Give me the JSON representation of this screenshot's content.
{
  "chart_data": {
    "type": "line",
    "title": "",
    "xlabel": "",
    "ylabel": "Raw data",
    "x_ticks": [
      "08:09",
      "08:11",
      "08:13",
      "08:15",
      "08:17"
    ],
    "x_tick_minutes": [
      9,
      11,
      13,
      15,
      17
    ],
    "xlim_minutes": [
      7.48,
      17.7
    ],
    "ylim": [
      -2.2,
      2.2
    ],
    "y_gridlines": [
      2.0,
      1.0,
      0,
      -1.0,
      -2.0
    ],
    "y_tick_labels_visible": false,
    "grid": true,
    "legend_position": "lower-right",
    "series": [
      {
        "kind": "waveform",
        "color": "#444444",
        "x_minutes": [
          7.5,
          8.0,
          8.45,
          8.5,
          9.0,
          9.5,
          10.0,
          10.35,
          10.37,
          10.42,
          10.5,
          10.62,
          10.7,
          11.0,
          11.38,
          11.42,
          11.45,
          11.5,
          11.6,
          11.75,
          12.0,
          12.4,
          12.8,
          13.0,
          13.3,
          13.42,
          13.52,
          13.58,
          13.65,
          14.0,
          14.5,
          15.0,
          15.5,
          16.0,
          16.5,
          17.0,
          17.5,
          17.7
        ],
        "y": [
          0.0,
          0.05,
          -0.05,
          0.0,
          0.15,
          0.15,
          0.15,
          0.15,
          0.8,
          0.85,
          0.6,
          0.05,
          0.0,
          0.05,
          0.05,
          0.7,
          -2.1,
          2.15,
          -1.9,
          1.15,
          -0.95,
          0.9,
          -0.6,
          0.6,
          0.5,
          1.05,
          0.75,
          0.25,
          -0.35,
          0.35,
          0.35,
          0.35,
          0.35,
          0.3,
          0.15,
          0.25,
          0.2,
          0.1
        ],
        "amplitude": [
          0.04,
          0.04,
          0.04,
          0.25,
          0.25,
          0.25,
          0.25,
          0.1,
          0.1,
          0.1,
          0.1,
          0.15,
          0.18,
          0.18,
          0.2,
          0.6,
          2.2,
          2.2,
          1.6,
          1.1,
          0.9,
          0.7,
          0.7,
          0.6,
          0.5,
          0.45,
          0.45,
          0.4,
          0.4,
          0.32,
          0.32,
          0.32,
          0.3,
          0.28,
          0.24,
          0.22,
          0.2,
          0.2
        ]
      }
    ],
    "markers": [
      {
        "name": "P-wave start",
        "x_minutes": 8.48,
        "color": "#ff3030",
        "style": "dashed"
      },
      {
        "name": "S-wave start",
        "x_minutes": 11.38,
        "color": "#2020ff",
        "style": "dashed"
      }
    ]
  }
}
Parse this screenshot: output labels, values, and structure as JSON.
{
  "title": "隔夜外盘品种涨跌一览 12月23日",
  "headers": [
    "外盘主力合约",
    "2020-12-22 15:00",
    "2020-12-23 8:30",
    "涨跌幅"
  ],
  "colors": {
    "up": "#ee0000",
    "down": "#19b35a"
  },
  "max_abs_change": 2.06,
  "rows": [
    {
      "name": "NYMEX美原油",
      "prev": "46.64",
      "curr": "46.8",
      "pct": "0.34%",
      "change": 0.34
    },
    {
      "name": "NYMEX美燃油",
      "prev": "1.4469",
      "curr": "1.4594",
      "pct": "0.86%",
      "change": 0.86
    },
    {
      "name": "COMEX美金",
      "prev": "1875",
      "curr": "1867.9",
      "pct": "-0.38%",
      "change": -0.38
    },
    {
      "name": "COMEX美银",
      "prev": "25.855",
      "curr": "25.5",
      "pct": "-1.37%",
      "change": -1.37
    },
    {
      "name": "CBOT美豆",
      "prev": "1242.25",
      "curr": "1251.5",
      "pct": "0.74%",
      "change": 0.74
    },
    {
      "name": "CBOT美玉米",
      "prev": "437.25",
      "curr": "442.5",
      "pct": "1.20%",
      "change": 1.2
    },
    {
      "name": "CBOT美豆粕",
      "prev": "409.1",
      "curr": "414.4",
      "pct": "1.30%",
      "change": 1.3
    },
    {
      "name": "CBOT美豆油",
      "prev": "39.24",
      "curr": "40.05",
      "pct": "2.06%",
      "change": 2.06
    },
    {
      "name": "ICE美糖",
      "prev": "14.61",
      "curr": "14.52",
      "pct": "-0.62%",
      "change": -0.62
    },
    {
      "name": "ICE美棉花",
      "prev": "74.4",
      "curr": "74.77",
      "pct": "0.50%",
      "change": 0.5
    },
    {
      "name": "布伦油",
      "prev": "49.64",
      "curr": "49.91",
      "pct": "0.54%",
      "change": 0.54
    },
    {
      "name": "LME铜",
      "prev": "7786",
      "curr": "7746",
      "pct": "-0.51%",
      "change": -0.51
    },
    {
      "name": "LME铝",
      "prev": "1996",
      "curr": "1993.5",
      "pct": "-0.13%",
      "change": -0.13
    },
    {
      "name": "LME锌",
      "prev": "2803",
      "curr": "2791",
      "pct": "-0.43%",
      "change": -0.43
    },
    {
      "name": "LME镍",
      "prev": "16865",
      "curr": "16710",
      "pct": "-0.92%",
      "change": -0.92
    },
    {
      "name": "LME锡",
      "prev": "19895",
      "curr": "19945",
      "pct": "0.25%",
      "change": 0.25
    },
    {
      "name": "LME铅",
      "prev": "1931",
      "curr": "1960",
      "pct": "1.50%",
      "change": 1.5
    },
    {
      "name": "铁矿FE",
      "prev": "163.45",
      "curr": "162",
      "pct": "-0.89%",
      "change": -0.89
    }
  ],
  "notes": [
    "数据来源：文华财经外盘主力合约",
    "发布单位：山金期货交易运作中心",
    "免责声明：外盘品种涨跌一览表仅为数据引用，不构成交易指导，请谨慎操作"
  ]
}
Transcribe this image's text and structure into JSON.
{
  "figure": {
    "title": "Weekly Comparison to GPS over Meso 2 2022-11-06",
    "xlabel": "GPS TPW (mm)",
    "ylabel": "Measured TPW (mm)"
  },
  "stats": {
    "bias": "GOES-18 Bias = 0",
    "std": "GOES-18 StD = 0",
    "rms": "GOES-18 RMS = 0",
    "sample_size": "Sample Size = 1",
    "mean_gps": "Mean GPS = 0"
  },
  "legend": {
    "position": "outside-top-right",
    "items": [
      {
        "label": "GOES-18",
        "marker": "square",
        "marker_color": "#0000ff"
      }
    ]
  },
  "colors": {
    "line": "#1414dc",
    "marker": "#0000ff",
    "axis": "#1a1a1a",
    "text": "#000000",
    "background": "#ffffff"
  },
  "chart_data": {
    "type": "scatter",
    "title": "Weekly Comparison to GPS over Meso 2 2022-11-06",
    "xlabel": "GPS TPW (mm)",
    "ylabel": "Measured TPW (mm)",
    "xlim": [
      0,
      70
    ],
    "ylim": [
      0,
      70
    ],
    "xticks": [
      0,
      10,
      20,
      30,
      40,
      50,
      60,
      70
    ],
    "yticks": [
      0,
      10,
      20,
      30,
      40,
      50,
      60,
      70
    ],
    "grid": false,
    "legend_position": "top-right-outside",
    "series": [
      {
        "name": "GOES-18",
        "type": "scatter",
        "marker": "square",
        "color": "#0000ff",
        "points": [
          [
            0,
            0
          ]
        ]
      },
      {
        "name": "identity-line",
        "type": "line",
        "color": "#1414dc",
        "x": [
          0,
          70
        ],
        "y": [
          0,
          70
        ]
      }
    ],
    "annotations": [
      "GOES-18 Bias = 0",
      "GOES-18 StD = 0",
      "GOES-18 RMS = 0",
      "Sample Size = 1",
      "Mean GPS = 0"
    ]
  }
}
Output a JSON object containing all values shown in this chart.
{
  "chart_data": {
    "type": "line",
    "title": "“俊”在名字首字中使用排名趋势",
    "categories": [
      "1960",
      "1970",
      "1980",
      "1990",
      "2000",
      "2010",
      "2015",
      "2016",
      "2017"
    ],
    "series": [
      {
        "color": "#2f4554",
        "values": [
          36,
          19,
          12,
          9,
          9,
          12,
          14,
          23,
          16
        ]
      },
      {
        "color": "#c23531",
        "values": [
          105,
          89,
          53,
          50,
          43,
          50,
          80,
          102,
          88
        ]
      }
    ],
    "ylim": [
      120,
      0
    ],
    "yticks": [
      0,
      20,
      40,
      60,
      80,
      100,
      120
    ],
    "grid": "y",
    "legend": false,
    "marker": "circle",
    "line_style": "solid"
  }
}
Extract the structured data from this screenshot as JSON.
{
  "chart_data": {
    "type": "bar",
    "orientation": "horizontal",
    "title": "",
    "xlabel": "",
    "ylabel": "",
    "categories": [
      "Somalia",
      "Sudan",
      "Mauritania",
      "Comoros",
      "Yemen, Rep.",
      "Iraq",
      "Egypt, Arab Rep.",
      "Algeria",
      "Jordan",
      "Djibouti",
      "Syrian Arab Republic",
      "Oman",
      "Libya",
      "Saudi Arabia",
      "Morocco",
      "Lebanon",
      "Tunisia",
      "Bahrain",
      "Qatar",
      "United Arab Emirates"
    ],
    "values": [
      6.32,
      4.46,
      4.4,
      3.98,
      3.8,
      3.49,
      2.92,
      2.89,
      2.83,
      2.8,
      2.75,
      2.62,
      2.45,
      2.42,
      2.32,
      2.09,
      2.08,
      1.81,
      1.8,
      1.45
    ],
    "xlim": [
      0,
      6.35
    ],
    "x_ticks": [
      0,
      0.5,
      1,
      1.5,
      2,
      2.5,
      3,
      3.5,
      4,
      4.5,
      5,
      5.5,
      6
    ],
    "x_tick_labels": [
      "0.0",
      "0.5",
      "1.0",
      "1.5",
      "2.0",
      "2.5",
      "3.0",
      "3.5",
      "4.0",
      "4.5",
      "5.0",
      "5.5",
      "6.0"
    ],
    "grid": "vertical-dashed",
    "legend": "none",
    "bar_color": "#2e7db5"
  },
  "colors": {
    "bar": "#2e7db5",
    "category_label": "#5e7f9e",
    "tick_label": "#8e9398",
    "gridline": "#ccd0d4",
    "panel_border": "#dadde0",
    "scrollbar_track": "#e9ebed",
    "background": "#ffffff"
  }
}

········

WHAT IS NEEDED >> Copy out every line with the word "text".

WRITTEN SOLUTION >>
Transcribe this image's text and structure into JSON.
    "text": "#000000",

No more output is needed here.